▸ PASSAGE SHOWN
-.-.-

If we combine this with the TransformationTrait requirement:
C++ named requirements: TransformationTrait
A TransformationTrait is a class template that provides a transformation of its template type parameter.
Requirements:
- Takes one template type parameter (additional template parameters are optional and allowed)
- The transformed type is a publicly accessible nested type named
type
we can construct a common concept for a type T
being a transformation trait in the std
namespace. Note however that relying on ADL in this sense can be somewhat brittle, if for some reason a given project starts to declare functions which overloads function names from the STL. Expanding the smaller select set of STL-functions in the concept for possible ADL-lookup will make it harder to break from a non-std
-implementor perspective.
E.g. defining a few concepts as follows:
namespace traits_concepts {
template <typename T>
concept FindsStlFunctionByAdlLookupOnT = requires(T t) {
// Rely on std::as_const being found by ADL on t, i.e.
// for t being an object of a type in namespace std.
as_const(t);
// If we are worried that a user may define an as_const
// function in another (reachable/found by lookup)
// namespace, expand the requirement with additional
// STL functions (that can be found via ADL).
move(t);
// ...
// Remember to add the appropriate includes.
};
template <typename T>
concept IsTransformationTrait = requires {
// REQ: The transformed type is a publicly accessible
// nested type named type.
typename T::type;
};
template <typename T>
concept IsStlTransformationTrait =
IsTransformationTrait<T> && FindsStlFunctionByAdlLookupOnT<T>;
template <typename T>
concept IsNotStlTransformationTrait = !IsStlTransformationTrait<T>;
} // namespace traits_concepts
Applied as:
namespace not_std {
template <traits_concepts::IsNotStlTransformationTrait T>
struct NotAnStlTrait {
using type = T;
};
struct Foo {};
}; // namespace not_std
// Is an STL transformation trait
static_assert(
traits_concepts::IsStlTransformationTrait<std::remove_cv<const int>>);
// Is not an STL transformation trait.

-.-.-

▸ DATA LISTING
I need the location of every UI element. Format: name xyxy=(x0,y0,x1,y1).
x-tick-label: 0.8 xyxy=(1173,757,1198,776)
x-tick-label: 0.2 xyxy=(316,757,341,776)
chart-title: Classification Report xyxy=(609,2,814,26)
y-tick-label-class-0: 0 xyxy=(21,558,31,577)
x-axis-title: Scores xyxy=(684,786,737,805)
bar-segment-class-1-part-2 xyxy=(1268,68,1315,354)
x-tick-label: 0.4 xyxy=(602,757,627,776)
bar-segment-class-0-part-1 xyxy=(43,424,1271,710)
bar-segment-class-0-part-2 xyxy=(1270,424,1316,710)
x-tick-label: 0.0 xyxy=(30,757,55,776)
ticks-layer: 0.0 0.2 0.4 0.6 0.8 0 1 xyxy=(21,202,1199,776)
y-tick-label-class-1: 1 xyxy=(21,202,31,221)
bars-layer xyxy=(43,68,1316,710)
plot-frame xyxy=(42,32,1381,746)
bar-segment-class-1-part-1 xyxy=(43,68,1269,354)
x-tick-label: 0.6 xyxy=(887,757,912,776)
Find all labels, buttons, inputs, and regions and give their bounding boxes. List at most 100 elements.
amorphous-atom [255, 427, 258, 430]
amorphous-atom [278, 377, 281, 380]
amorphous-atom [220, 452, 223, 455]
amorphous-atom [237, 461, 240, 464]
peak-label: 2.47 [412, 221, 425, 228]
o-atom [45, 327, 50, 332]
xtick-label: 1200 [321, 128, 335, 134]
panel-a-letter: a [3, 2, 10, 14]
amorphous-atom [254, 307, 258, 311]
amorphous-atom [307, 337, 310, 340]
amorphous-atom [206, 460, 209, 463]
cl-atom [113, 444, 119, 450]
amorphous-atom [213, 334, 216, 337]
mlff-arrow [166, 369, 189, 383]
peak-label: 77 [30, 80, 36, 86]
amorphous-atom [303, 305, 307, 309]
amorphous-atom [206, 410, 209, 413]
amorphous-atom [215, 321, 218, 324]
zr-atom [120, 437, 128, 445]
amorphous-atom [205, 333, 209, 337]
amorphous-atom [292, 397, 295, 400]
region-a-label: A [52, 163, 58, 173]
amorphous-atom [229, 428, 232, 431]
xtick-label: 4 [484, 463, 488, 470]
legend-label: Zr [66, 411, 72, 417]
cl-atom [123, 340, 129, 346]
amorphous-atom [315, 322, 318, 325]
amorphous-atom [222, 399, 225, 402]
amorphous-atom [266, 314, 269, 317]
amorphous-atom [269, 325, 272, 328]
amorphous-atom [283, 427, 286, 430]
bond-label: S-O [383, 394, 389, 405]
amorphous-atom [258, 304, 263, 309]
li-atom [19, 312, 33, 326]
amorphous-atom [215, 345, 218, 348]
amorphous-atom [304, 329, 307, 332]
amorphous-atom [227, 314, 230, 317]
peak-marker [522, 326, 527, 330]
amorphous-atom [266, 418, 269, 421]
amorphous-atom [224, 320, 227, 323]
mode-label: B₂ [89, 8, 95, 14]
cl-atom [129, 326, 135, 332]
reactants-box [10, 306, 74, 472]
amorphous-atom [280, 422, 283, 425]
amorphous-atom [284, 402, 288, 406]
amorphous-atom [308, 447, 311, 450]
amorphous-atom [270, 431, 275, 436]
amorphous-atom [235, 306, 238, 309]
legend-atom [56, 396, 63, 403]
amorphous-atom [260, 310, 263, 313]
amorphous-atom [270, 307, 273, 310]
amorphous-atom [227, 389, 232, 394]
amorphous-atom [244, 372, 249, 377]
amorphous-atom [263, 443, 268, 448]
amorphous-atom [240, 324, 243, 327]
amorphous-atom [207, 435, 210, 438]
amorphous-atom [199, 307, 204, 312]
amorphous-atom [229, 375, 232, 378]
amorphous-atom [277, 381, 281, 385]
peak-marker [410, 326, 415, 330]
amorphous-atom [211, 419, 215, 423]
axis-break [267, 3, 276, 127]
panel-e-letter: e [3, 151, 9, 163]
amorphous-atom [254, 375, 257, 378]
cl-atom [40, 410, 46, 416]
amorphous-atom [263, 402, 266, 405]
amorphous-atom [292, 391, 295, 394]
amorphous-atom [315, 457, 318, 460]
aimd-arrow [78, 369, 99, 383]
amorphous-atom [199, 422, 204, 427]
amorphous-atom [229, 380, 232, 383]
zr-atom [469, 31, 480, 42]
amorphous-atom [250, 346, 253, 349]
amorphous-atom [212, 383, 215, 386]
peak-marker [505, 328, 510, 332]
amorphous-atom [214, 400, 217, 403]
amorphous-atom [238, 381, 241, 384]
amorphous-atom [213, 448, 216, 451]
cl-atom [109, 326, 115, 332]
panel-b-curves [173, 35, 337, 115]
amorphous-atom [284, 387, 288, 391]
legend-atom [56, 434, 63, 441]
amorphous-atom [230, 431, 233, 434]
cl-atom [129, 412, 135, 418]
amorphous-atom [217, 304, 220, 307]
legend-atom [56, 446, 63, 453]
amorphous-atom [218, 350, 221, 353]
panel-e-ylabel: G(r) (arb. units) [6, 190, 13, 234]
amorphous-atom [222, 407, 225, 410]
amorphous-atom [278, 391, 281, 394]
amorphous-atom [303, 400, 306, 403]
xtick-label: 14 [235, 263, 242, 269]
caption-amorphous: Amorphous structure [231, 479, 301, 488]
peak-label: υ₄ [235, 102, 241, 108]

-.-.-

▸ PROBLEM A
Name every concept defined inside the traits_concepts namespace in the passage on C++ transformation-trait concepts.
▸ PROBLEM B
Please resume the passage on C++ transformation-trait concepts, picking up right after its final line.
The records aren't needed for any of this work.

▸ RESPONSE BOX A
FindsStlFunctionByAdlLookupOnT, IsTransformationTrait, IsStlTransformationTrait, IsNotStlTransformationTrait

▸ RESPONSE BOX B
static_assert(
!traits_concepts::IsStlTransformationTrait<std::remove_cv_t<const int>>);
static_assert(
!traits_concepts::IsStlTransformationTrait<not_std::NotAnStlTrait<int>>);
static_assert(!traits_concepts::IsStlTransformationTrait<not_std::Foo>);
int main() {}
And, for a custom trait added to std
(assume for now that we are a compiler vendor; adding names to the std
namespace is UB):
namespace std {
// Assume we are a compiler vendor.
// (Adding names to the std namespace is UB).
template <traits_concepts::IsNotStlTransformationTrait T>
struct custom_stl_trait {
using type = T;
};
}; // namespace std
static_assert(
traits_concepts::IsStlTransformationTrait<std::custom_stl_trait<int>>);
static_assert(!traits_concepts::IsStlTransformationTrait<
std::custom_stl_trait<int>::type>);
int main() {}
DEMO.
I think that it is possible if all traits would have check for other traits, like all traits are inherited from _Trait
, and do st is_base_of_v
on its template parameter:
template<class T>
struct remove_cv : private _Trait
{
static_assert(!is_base_of_v<_Trait, T>, "Don't pass traits to traits");
using type = T;
};
If you want warning instead of hard error, this is harder. Need to make static_assert
to evaluate as always true
, but instantiating [[deprecated]]
class for trait passed to trait.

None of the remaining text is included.